- _Directions_
Reproduce every line of the material below, but drop the pictures.

- _Records for processing_
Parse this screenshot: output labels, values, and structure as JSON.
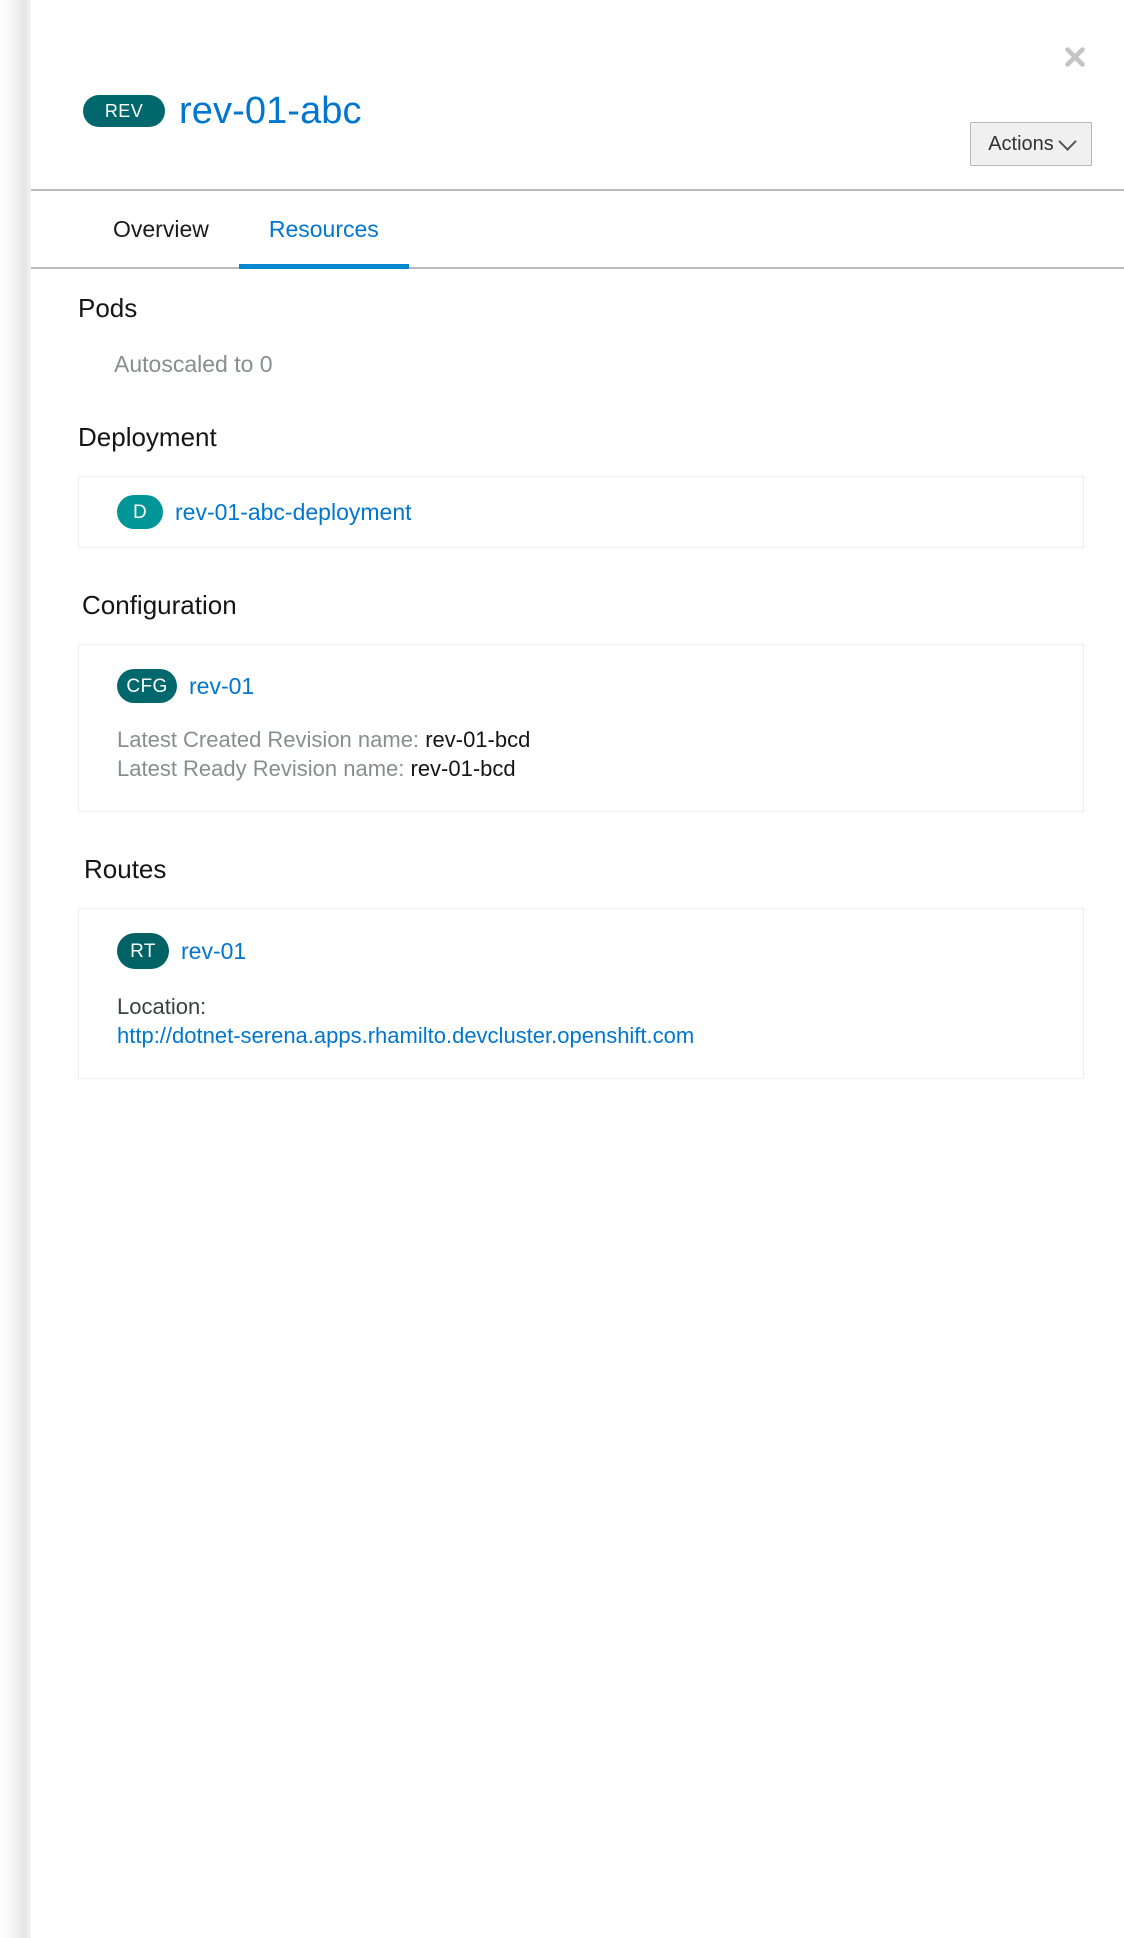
{
  "drawer": {
    "close_label": "×",
    "header": {
      "badge": "REV",
      "title": "rev-01-abc",
      "actions_label": "Actions"
    },
    "tabs": [
      {
        "label": "Overview",
        "active": false
      },
      {
        "label": "Resources",
        "active": true
      }
    ]
  },
  "resources": {
    "pods": {
      "title": "Pods",
      "status": "Autoscaled to 0"
    },
    "deployment": {
      "title": "Deployment",
      "badge": "D",
      "name": "rev-01-abc-deployment"
    },
    "configuration": {
      "title": "Configuration",
      "badge": "CFG",
      "name": "rev-01",
      "details": [
        {
          "label": "Latest Created Revision name:",
          "value": "rev-01-bcd"
        },
        {
          "label": "Latest Ready Revision name:",
          "value": "rev-01-bcd"
        }
      ]
    },
    "routes": {
      "title": "Routes",
      "badge": "RT",
      "name": "rev-01",
      "location_label": "Location:",
      "location_url": "http://dotnet-serena.apps.rhamilto.devcluster.openshift.com"
    }
  },
  "colors": {
    "badge_dark_teal": "#00686c",
    "badge_light_teal": "#009596",
    "link_blue": "#0076cf",
    "tab_active_blue": "#0088ce",
    "muted_text": "#8a8d90"
  }
}
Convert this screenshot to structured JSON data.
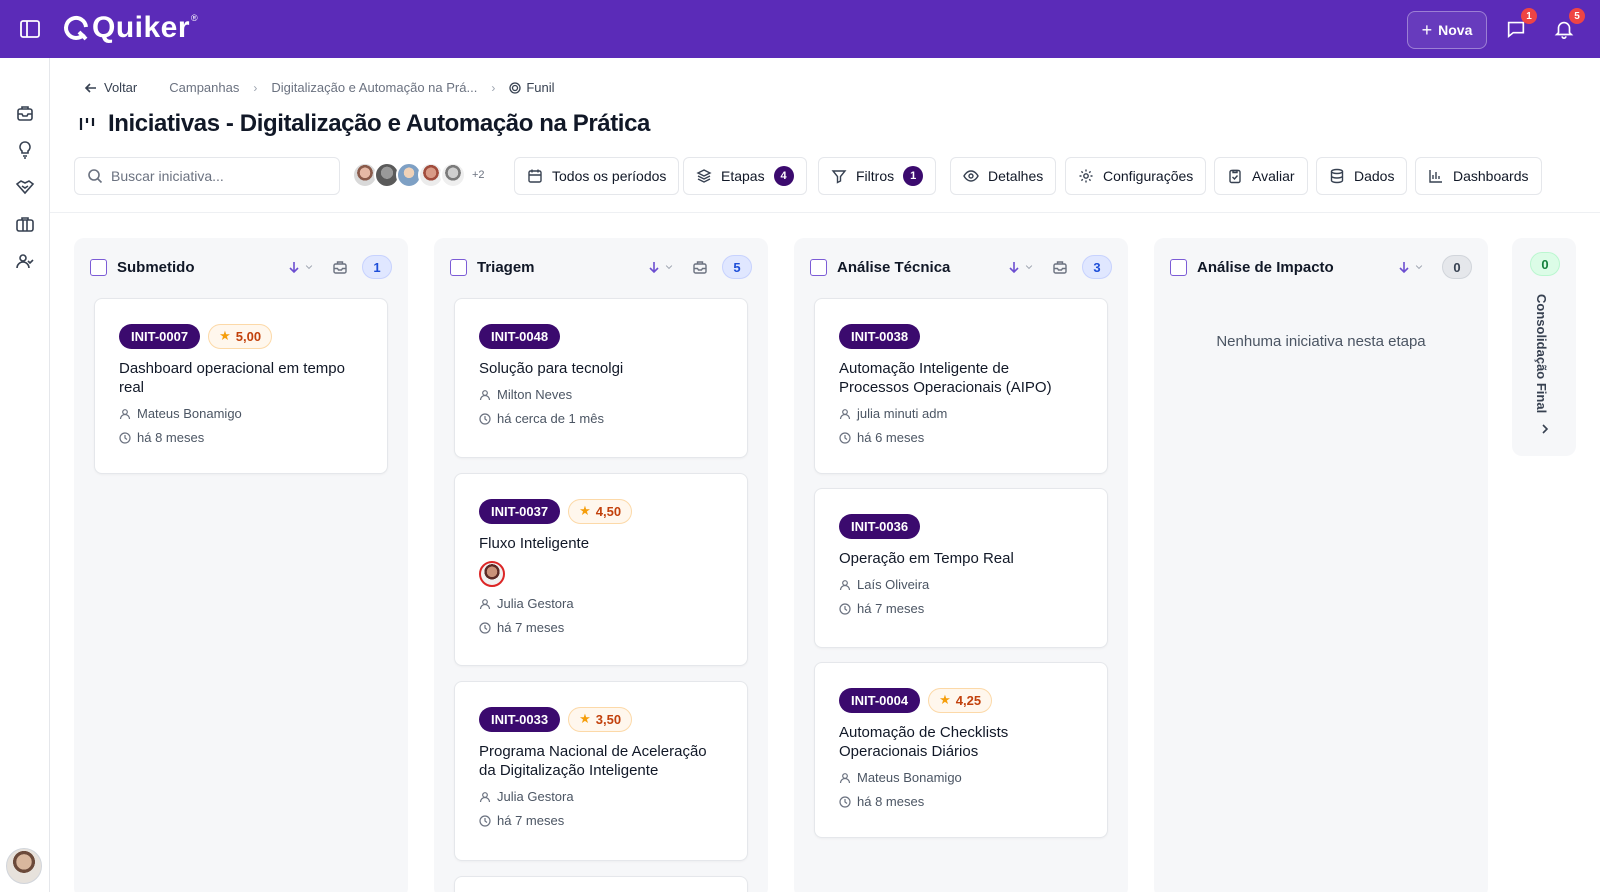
{
  "app": {
    "logo_text": "Quiker",
    "logo_reg": "®"
  },
  "topbar": {
    "new_label": "Nova",
    "messages_badge": "1",
    "notifications_badge": "5"
  },
  "breadcrumb": {
    "back": "Voltar",
    "items": [
      "Campanhas",
      "Digitalização e Automação na Prá..."
    ],
    "current": "Funil"
  },
  "page_title": "Iniciativas - Digitalização e Automação na Prática",
  "toolbar": {
    "search_placeholder": "Buscar iniciativa...",
    "avatars_more": "+2",
    "periods": "Todos os períodos",
    "stages": "Etapas",
    "stages_count": "4",
    "filters": "Filtros",
    "filters_count": "1",
    "details": "Detalhes",
    "settings": "Configurações",
    "evaluate": "Avaliar",
    "data": "Dados",
    "dashboards": "Dashboards"
  },
  "columns": [
    {
      "title": "Submetido",
      "count": "1",
      "cards": [
        {
          "id": "INIT-0007",
          "score": "5,00",
          "title": "Dashboard operacional em tempo real",
          "author": "Mateus Bonamigo",
          "time": "há 8 meses"
        }
      ]
    },
    {
      "title": "Triagem",
      "count": "5",
      "cards": [
        {
          "id": "INIT-0048",
          "title": "Solução para tecnolgi",
          "author": "Milton Neves",
          "time": "há cerca de 1 mês"
        },
        {
          "id": "INIT-0037",
          "score": "4,50",
          "title": "Fluxo Inteligente",
          "author": "Julia Gestora",
          "time": "há 7 meses"
        },
        {
          "id": "INIT-0033",
          "score": "3,50",
          "title": "Programa Nacional de Aceleração da Digitalização Inteligente",
          "author": "Julia Gestora",
          "time": "há 7 meses"
        }
      ]
    },
    {
      "title": "Análise Técnica",
      "count": "3",
      "cards": [
        {
          "id": "INIT-0038",
          "title": "Automação Inteligente de Processos Operacionais (AIPO)",
          "author": "julia minuti adm",
          "time": "há 6 meses"
        },
        {
          "id": "INIT-0036",
          "title": "Operação em Tempo Real",
          "author": "Laís Oliveira",
          "time": "há 7 meses"
        },
        {
          "id": "INIT-0004",
          "score": "4,25",
          "title": "Automação de Checklists Operacionais Diários",
          "author": "Mateus Bonamigo",
          "time": "há 8 meses"
        }
      ]
    },
    {
      "title": "Análise de Impacto",
      "count": "0",
      "empty_text": "Nenhuma iniciativa nesta etapa"
    }
  ],
  "collapsed_column": {
    "title": "Consolidação Final",
    "count": "0"
  },
  "colors": {
    "topbar": "#5b2bb8",
    "id_tag": "#3b0a6e",
    "accent": "#6d4fd1"
  }
}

- _Response for this exercise_
Parse this screenshot: output labels, values, and structure as JSON.
{
  "drawer": {
    "close_label": "×",
    "header": {
      "badge": "REV",
      "title": "rev-01-abc",
      "actions_label": "Actions"
    },
    "tabs": [
      {
        "label": "Overview",
        "active": false
      },
      {
        "label": "Resources",
        "active": true
      }
    ]
  },
  "resources": {
    "pods": {
      "title": "Pods",
      "status": "Autoscaled to 0"
    },
    "deployment": {
      "title": "Deployment",
      "badge": "D",
      "name": "rev-01-abc-deployment"
    },
    "configuration": {
      "title": "Configuration",
      "badge": "CFG",
      "name": "rev-01",
      "details": [
        {
          "label": "Latest Created Revision name:",
          "value": "rev-01-bcd"
        },
        {
          "label": "Latest Ready Revision name:",
          "value": "rev-01-bcd"
        }
      ]
    },
    "routes": {
      "title": "Routes",
      "badge": "RT",
      "name": "rev-01",
      "location_label": "Location:",
      "location_url": "http://dotnet-serena.apps.rhamilto.devcluster.openshift.com"
    }
  },
  "colors": {
    "badge_dark_teal": "#00686c",
    "badge_light_teal": "#009596",
    "link_blue": "#0076cf",
    "tab_active_blue": "#0088ce",
    "muted_text": "#8a8d90"
  }
}
Convert this screenshot to structured JSON data.
{
  "app": {
    "logo_text": "Quiker",
    "logo_reg": "®"
  },
  "topbar": {
    "new_label": "Nova",
    "messages_badge": "1",
    "notifications_badge": "5"
  },
  "breadcrumb": {
    "back": "Voltar",
    "items": [
      "Campanhas",
      "Digitalização e Automação na Prá..."
    ],
    "current": "Funil"
  },
  "page_title": "Iniciativas - Digitalização e Automação na Prática",
  "toolbar": {
    "search_placeholder": "Buscar iniciativa...",
    "avatars_more": "+2",
    "periods": "Todos os períodos",
    "stages": "Etapas",
    "stages_count": "4",
    "filters": "Filtros",
    "filters_count": "1",
    "details": "Detalhes",
    "settings": "Configurações",
    "evaluate": "Avaliar",
    "data": "Dados",
    "dashboards": "Dashboards"
  },
  "columns": [
    {
      "title": "Submetido",
      "count": "1",
      "cards": [
        {
          "id": "INIT-0007",
          "score": "5,00",
          "title": "Dashboard operacional em tempo real",
          "author": "Mateus Bonamigo",
          "time": "há 8 meses"
        }
      ]
    },
    {
      "title": "Triagem",
      "count": "5",
      "cards": [
        {
          "id": "INIT-0048",
          "title": "Solução para tecnolgi",
          "author": "Milton Neves",
          "time": "há cerca de 1 mês"
        },
        {
          "id": "INIT-0037",
          "score": "4,50",
          "title": "Fluxo Inteligente",
          "author": "Julia Gestora",
          "time": "há 7 meses"
        },
        {
          "id": "INIT-0033",
          "score": "3,50",
          "title": "Programa Nacional de Aceleração da Digitalização Inteligente",
          "author": "Julia Gestora",
          "time": "há 7 meses"
        }
      ]
    },
    {
      "title": "Análise Técnica",
      "count": "3",
      "cards": [
        {
          "id": "INIT-0038",
          "title": "Automação Inteligente de Processos Operacionais (AIPO)",
          "author": "julia minuti adm",
          "time": "há 6 meses"
        },
        {
          "id": "INIT-0036",
          "title": "Operação em Tempo Real",
          "author": "Laís Oliveira",
          "time": "há 7 meses"
        },
        {
          "id": "INIT-0004",
          "score": "4,25",
          "title": "Automação de Checklists Operacionais Diários",
          "author": "Mateus Bonamigo",
          "time": "há 8 meses"
        }
      ]
    },
    {
      "title": "Análise de Impacto",
      "count": "0",
      "empty_text": "Nenhuma iniciativa nesta etapa"
    }
  ],
  "collapsed_column": {
    "title": "Consolidação Final",
    "count": "0"
  },
  "colors": {
    "topbar": "#5b2bb8",
    "id_tag": "#3b0a6e",
    "accent": "#6d4fd1"
  }
}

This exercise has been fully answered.